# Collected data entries
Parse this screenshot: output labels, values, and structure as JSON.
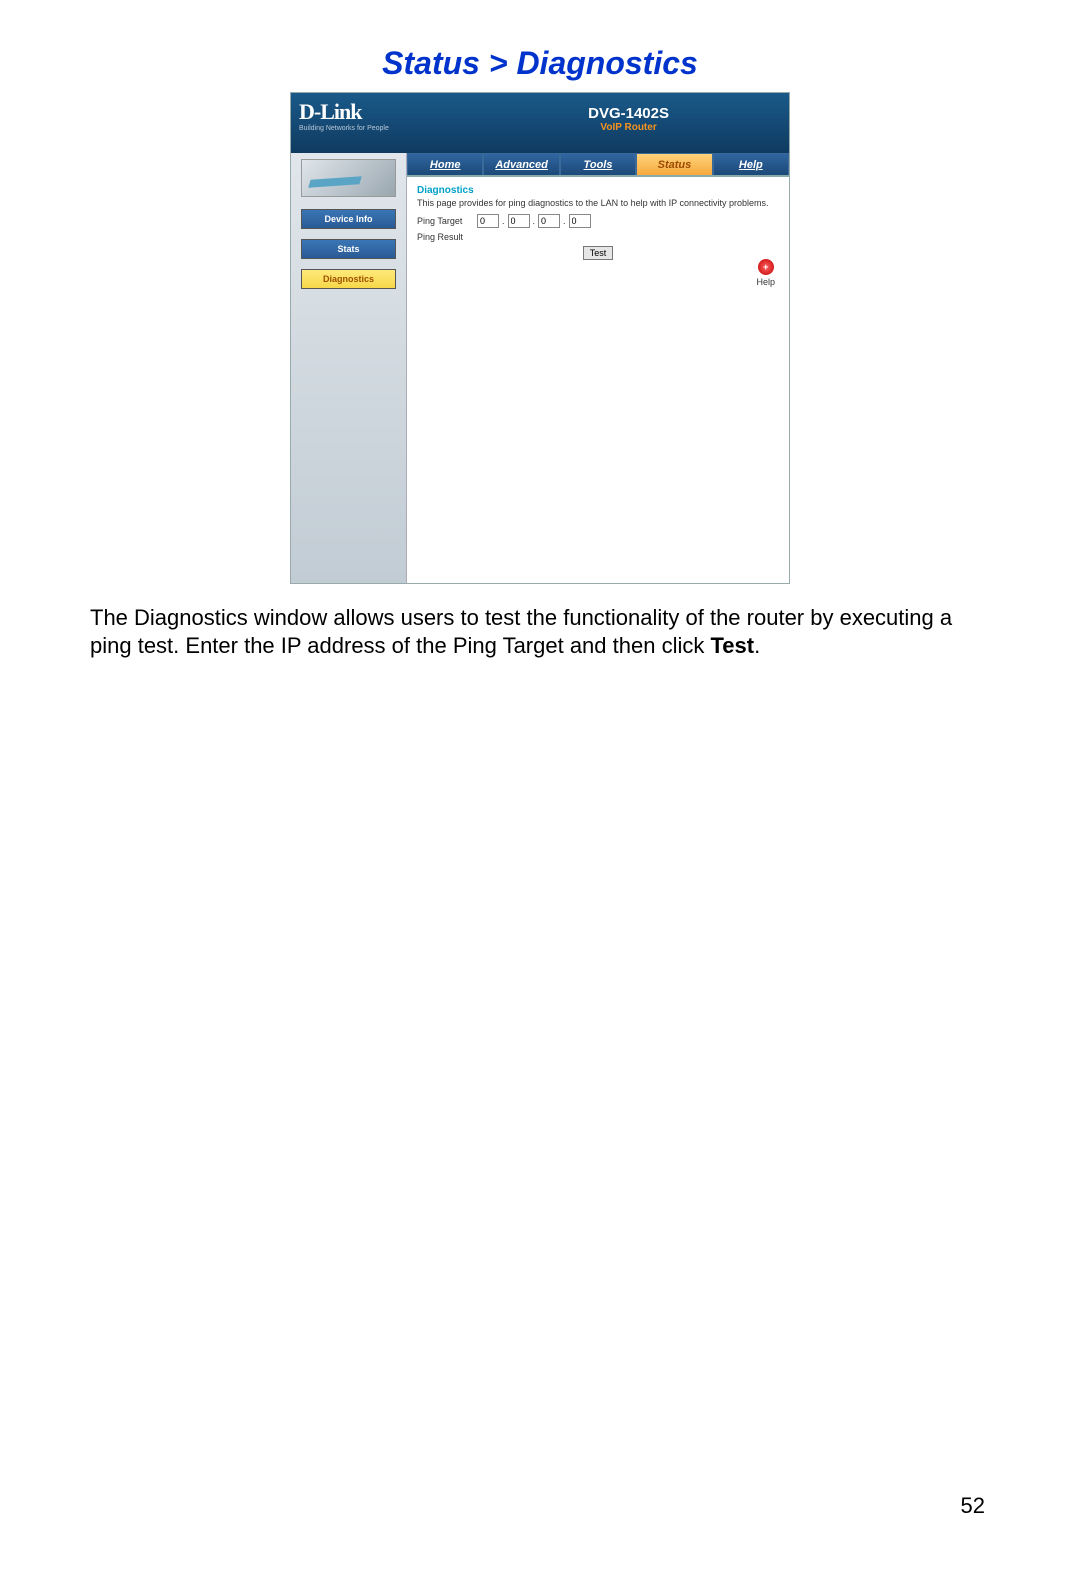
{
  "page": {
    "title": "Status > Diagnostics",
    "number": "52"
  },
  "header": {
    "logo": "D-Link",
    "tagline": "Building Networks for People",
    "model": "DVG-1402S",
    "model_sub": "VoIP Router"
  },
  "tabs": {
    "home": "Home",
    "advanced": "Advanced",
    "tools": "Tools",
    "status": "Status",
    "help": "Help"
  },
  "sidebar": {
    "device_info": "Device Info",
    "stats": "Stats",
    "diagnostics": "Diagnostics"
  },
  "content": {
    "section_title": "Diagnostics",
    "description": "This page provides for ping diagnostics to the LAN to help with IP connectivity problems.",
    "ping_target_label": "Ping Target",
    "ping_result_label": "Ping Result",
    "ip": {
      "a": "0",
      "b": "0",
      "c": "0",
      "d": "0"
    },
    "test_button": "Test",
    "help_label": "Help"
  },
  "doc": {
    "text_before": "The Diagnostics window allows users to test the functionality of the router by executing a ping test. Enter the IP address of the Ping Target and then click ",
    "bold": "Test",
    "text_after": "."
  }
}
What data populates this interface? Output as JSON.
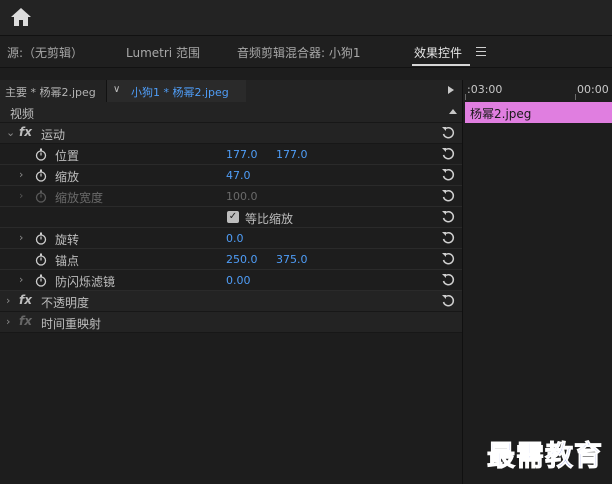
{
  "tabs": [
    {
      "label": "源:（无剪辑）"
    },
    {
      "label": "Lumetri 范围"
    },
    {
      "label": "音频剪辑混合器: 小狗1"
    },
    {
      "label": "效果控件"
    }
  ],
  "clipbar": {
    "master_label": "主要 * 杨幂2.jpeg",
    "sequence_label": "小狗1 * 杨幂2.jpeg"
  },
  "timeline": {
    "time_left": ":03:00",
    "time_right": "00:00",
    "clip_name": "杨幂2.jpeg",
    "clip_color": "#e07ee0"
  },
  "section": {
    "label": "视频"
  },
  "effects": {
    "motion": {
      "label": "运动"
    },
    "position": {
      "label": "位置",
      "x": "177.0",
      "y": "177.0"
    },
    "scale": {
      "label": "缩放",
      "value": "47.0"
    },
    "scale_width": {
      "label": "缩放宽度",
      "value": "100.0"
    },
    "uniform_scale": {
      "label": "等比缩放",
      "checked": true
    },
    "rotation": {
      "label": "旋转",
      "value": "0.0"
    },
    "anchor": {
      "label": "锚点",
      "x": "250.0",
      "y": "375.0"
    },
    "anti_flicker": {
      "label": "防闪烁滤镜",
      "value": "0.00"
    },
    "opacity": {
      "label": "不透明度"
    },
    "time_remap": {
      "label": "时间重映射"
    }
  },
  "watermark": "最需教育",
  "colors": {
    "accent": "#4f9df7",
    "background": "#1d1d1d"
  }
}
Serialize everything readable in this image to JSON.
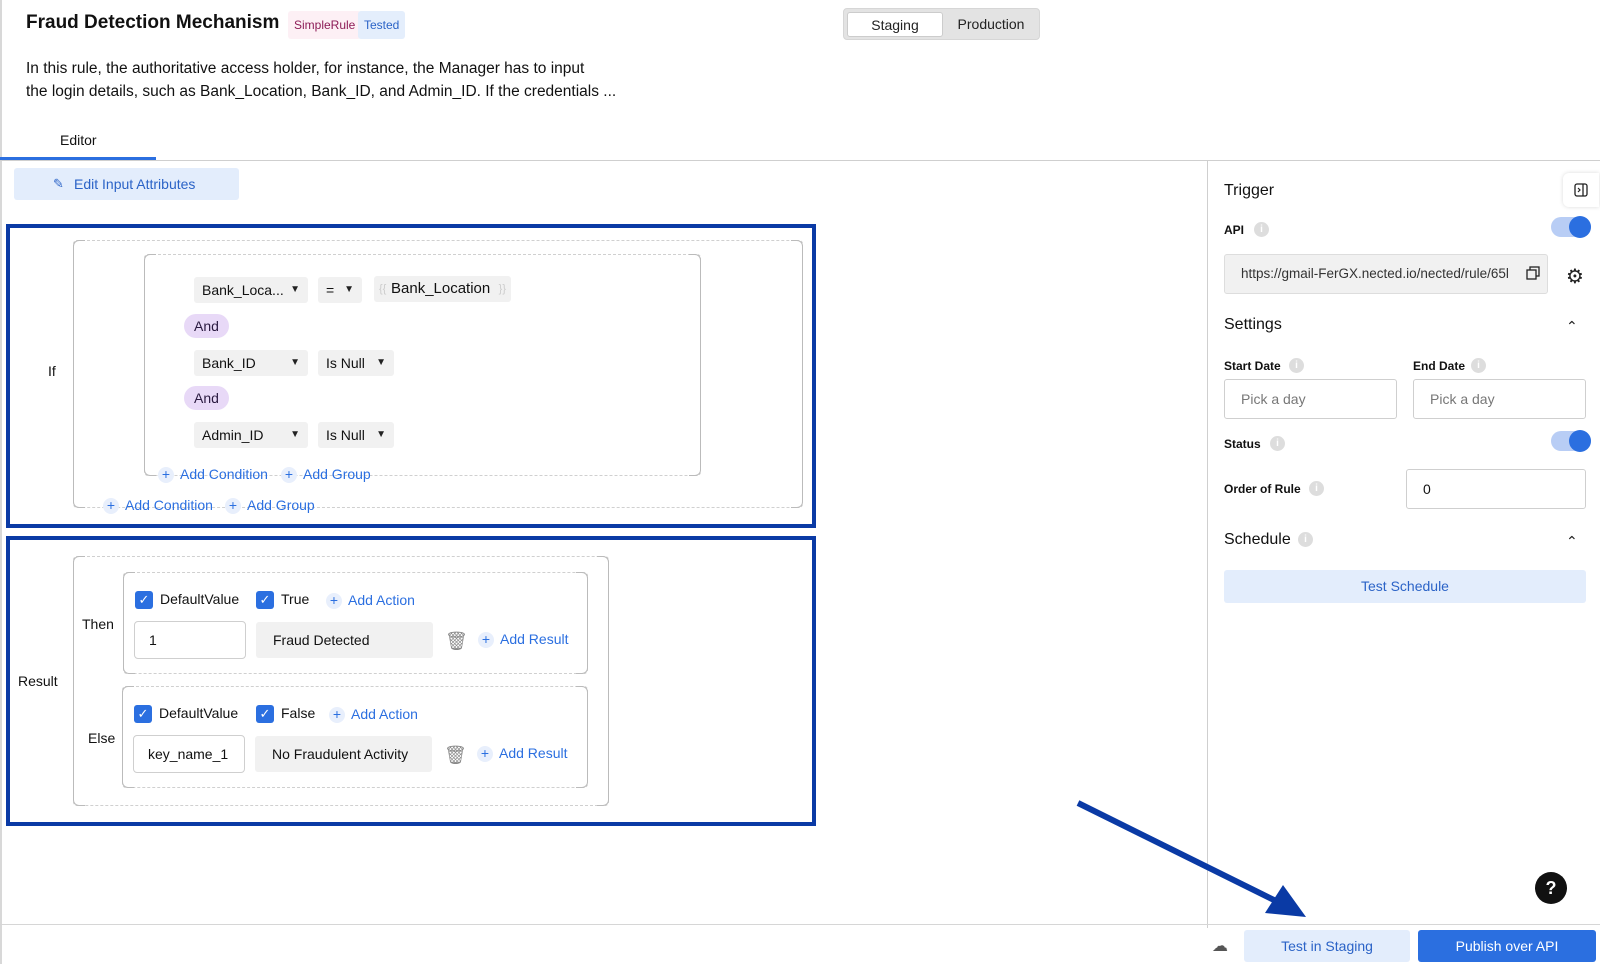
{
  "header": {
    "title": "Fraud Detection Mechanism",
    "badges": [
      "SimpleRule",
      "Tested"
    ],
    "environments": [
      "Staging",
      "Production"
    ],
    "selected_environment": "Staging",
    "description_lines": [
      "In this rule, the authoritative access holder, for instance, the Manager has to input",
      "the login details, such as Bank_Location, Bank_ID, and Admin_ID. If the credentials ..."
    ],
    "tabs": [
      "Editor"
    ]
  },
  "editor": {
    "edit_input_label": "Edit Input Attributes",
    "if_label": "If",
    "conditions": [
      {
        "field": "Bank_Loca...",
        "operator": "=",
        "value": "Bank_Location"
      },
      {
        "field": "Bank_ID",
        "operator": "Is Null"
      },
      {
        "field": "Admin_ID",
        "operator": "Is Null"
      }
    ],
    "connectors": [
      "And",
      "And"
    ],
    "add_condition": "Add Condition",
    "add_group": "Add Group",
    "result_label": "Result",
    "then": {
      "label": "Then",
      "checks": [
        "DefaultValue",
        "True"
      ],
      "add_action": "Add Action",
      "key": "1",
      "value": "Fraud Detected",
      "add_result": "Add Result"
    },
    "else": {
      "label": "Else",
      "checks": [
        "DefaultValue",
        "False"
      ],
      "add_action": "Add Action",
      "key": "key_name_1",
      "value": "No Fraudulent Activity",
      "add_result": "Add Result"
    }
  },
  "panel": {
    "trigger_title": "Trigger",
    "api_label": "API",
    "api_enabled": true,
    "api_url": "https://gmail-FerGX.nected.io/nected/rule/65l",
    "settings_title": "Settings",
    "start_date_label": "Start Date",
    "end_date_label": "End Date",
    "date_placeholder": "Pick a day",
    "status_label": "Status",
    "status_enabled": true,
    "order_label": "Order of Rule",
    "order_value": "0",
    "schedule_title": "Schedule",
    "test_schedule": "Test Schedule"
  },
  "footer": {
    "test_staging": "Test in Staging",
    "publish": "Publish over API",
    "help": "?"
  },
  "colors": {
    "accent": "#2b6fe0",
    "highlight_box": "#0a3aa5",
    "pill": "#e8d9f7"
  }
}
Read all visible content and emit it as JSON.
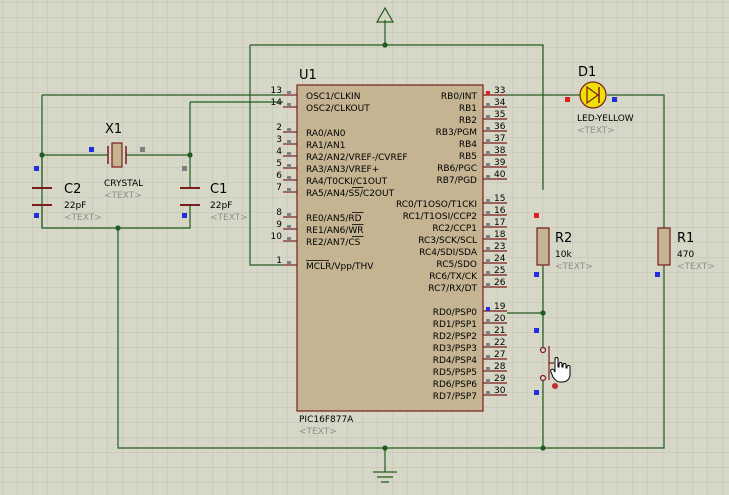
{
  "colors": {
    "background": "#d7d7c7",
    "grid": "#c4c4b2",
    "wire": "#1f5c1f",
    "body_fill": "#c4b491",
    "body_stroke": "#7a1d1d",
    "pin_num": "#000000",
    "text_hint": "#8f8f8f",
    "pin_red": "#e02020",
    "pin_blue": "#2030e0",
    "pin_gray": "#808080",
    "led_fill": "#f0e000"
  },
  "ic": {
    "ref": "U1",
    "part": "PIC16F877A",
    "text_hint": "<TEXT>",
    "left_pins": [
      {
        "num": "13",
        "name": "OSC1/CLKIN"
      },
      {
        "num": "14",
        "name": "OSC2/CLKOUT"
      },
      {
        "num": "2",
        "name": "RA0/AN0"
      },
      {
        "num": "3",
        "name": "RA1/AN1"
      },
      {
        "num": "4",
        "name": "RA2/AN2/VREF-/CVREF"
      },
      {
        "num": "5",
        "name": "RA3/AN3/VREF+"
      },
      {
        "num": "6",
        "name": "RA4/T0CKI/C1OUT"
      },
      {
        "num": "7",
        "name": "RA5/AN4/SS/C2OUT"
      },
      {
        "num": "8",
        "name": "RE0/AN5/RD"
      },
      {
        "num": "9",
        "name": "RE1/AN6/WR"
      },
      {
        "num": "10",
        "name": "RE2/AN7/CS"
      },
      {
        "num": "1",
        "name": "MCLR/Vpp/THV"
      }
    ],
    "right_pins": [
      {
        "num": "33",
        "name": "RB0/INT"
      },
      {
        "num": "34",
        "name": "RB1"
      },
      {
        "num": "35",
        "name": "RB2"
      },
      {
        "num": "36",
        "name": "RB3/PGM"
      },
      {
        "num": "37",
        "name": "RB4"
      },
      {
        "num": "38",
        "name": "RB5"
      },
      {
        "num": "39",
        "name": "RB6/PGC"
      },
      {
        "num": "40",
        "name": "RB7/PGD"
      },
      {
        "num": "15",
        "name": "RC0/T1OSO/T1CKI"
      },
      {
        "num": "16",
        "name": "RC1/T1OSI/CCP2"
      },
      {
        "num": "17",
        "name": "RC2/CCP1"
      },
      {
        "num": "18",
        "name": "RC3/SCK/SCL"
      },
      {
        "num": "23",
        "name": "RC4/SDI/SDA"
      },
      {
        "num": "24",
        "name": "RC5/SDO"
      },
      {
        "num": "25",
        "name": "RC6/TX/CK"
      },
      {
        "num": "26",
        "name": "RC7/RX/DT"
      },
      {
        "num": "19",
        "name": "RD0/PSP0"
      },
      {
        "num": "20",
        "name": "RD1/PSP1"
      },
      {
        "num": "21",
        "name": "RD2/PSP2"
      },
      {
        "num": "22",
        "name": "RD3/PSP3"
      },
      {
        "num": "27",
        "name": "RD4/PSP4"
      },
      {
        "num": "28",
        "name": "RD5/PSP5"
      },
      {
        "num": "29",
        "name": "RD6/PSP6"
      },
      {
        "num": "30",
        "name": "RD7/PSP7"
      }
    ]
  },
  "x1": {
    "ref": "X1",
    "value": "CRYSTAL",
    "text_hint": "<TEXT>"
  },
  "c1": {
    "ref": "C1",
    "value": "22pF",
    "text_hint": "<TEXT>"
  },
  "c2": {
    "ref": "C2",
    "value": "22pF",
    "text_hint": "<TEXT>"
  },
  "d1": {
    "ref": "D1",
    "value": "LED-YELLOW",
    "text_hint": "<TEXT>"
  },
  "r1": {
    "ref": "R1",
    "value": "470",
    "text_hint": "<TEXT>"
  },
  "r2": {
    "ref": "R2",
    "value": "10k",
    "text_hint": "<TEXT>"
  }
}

# AIM
Using the listing above, locate the lines that hold "Target" and copy each one.

# FULL OUTPUT
    "ping_target_label": "Ping Target",
    "text_before": "The Diagnostics window allows users to test the functionality of the router by executing a ping test. Enter the IP address of the Ping Target and then click ",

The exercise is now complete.